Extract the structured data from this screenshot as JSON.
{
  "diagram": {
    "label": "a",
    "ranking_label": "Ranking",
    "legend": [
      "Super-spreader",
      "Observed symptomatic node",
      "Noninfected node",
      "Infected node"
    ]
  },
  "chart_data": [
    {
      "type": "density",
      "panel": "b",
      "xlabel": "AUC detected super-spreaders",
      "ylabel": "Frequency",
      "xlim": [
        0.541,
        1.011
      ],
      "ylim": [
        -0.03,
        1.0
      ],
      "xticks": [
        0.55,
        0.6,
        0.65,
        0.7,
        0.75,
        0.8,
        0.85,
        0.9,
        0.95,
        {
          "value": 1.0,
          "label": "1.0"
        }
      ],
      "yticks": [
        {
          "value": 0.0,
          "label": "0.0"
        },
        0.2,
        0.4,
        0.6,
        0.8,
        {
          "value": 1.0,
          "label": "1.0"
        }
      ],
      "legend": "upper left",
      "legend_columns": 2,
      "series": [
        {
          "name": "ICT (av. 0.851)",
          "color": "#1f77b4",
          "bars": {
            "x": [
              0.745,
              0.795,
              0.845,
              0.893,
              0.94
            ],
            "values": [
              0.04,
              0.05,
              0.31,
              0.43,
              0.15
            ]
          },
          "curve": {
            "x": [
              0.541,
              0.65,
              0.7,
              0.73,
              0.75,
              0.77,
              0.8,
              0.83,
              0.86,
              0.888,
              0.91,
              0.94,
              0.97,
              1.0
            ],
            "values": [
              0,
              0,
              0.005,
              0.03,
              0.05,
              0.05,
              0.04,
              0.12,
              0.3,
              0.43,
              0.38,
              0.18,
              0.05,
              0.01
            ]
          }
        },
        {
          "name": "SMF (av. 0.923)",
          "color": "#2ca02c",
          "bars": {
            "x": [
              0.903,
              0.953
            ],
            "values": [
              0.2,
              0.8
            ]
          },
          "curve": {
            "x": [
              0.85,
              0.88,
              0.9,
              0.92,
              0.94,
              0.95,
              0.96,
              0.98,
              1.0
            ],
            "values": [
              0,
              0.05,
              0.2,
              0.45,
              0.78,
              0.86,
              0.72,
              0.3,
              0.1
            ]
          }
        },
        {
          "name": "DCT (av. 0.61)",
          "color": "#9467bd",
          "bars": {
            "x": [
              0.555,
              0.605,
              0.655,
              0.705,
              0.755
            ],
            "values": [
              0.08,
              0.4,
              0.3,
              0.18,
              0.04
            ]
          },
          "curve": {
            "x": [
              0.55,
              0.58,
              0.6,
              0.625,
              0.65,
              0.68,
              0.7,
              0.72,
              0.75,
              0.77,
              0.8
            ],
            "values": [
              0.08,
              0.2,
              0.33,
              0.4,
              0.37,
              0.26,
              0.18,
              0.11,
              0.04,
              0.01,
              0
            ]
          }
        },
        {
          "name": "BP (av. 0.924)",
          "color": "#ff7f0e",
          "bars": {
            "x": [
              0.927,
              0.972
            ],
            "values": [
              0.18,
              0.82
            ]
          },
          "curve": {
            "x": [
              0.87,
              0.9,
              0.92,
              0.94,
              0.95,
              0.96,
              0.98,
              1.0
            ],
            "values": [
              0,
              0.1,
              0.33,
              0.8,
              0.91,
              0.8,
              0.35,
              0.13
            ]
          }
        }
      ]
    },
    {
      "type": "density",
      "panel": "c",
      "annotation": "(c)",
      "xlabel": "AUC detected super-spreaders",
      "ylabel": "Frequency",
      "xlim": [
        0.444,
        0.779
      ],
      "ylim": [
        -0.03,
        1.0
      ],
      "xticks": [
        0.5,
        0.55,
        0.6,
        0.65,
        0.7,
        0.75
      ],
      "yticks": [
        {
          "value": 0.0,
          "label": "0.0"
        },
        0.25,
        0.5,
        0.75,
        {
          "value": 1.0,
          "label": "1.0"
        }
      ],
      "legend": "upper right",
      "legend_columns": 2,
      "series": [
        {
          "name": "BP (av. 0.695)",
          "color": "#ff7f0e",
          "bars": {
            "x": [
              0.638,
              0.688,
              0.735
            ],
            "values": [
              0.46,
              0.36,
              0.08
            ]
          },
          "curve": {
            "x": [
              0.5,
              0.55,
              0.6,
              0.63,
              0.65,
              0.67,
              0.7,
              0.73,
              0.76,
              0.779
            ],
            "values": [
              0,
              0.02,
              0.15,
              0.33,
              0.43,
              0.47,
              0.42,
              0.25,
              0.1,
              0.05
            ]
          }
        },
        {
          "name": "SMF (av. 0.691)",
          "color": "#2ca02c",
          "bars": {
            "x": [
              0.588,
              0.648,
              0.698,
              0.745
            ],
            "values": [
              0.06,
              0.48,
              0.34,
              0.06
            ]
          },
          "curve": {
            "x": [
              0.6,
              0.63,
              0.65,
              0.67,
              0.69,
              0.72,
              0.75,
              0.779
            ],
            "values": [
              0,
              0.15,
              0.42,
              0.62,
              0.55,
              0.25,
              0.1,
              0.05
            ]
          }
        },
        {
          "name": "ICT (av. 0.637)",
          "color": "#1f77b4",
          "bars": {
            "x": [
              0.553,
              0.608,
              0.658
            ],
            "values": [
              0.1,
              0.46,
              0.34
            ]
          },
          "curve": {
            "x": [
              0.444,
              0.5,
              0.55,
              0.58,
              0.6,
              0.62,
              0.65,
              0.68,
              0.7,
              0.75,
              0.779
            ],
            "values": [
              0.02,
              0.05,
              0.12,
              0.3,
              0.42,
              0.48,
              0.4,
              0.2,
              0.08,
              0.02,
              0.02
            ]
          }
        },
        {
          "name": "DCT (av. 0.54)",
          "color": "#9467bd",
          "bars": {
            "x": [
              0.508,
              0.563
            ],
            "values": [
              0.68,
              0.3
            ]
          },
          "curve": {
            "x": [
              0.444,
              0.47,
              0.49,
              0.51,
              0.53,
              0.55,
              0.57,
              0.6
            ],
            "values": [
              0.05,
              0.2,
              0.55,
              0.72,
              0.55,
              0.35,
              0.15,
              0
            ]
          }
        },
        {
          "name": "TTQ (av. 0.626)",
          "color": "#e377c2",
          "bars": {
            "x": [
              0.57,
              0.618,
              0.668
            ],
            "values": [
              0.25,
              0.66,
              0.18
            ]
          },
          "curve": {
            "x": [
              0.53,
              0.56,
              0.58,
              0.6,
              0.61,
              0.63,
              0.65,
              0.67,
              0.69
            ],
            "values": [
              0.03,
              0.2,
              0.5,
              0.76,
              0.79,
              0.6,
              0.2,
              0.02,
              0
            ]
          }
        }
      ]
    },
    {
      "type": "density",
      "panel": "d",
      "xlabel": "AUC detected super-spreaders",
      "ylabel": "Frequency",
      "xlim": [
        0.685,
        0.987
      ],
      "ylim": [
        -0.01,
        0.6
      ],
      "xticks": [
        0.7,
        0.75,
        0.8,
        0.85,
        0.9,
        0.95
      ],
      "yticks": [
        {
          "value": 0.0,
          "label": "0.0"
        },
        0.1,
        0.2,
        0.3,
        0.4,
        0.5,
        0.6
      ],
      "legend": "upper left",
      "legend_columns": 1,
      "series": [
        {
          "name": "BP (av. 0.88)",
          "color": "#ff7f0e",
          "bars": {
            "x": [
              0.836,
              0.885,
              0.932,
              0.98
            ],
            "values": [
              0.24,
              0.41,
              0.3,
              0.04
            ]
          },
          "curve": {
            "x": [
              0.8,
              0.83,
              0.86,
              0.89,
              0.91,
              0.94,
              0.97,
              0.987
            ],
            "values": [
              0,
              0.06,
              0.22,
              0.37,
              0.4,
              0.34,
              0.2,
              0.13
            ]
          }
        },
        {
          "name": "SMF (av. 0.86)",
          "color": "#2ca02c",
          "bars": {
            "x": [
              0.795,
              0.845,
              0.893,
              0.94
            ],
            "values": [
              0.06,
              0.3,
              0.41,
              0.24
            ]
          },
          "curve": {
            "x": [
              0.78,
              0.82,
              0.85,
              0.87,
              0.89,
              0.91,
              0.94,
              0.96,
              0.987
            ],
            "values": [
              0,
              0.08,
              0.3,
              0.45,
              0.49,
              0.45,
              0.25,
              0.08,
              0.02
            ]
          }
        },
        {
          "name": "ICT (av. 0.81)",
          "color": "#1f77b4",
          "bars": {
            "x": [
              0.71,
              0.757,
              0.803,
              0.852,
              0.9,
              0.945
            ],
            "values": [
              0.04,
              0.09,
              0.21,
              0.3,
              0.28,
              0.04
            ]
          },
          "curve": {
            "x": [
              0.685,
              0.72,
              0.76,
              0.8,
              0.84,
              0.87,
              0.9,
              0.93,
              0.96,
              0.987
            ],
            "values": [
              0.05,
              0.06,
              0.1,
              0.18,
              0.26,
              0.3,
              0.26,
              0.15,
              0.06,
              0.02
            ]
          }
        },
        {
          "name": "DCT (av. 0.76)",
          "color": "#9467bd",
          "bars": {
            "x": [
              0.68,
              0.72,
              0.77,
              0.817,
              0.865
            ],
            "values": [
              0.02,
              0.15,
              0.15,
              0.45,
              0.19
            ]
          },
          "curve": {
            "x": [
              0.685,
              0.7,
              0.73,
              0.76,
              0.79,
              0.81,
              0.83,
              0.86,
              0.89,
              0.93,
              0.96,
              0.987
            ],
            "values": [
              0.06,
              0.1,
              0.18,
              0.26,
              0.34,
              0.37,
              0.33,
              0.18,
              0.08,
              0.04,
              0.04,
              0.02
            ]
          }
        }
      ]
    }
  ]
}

○ ○ ○ ○ ○

PROBLEM TO SOLVE: Gather from the records above every line containing the string "node".

SOLUTION:
      "Observed symptomatic node",
      "Noninfected node",
      "Infected node"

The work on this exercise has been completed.